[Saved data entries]
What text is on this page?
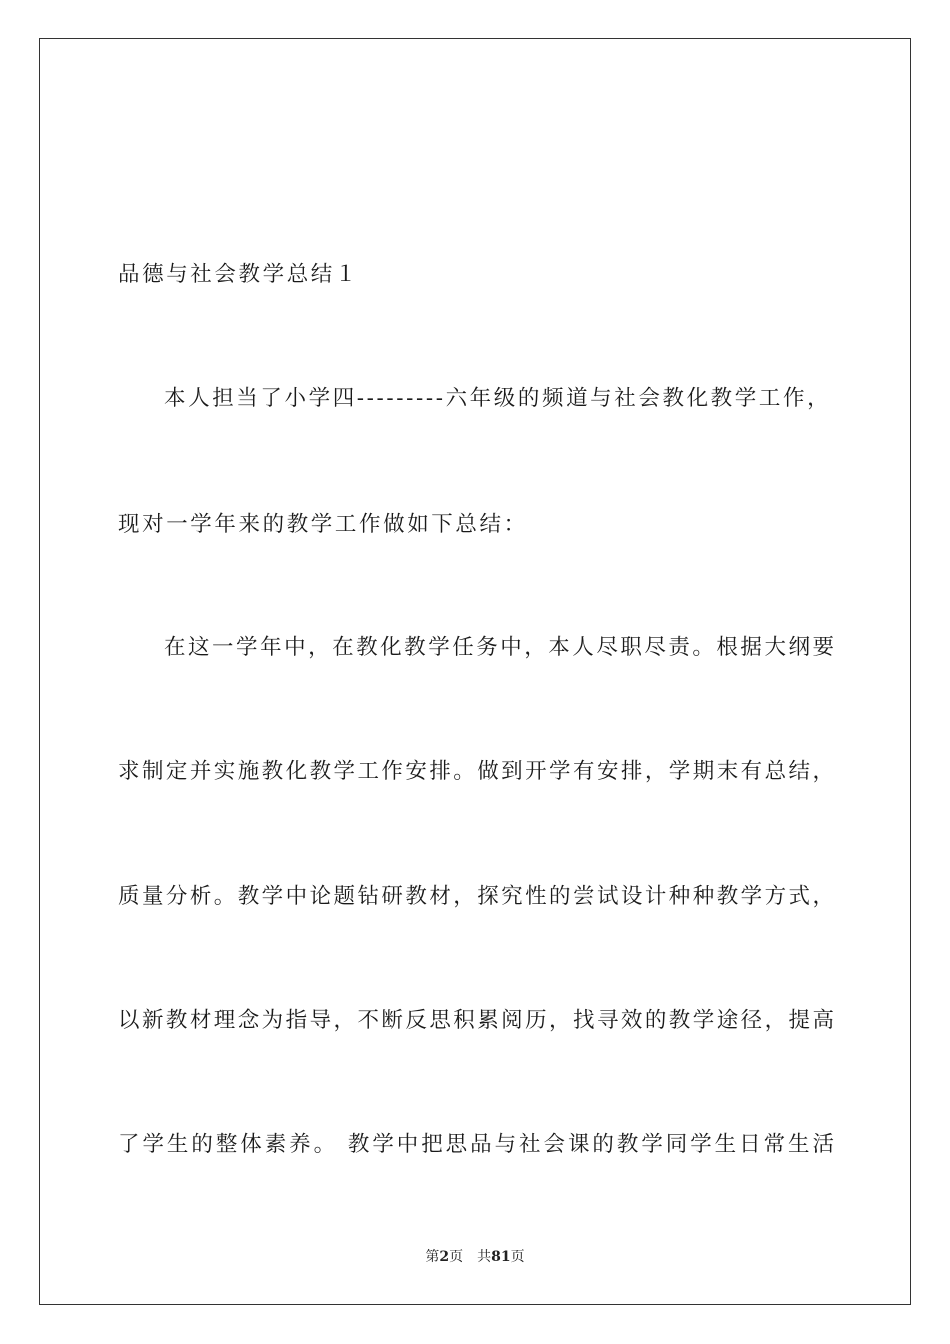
品德与社会教学总结１
本人担当了小学四---------六年级的频道与社会教化教学工作，
现对一学年来的教学工作做如下总结：
在这一学年中，在教化教学任务中，本人尽职尽责。根据大纲要
求制定并实施教化教学工作安排。做到开学有安排，学期末有总结，
质量分析。教学中论题钻研教材，探究性的尝试设计种种教学方式，
以新教材理念为指导，不断反思积累阅历，找寻效的教学途径，提高
了学生的整体素养。 教学中把思品与社会课的教学同学生日常生活
第2页 共81页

Do this:
Output the full set of records above without changing a word, and drop the images.

Task answer:
What text is on this page?
品德与社会教学总结１
本人担当了小学四---------六年级的频道与社会教化教学工作，
现对一学年来的教学工作做如下总结：
在这一学年中，在教化教学任务中，本人尽职尽责。根据大纲要
求制定并实施教化教学工作安排。做到开学有安排，学期末有总结，
质量分析。教学中论题钻研教材，探究性的尝试设计种种教学方式，
以新教材理念为指导，不断反思积累阅历，找寻效的教学途径，提高
了学生的整体素养。 教学中把思品与社会课的教学同学生日常生活
第2页 共81页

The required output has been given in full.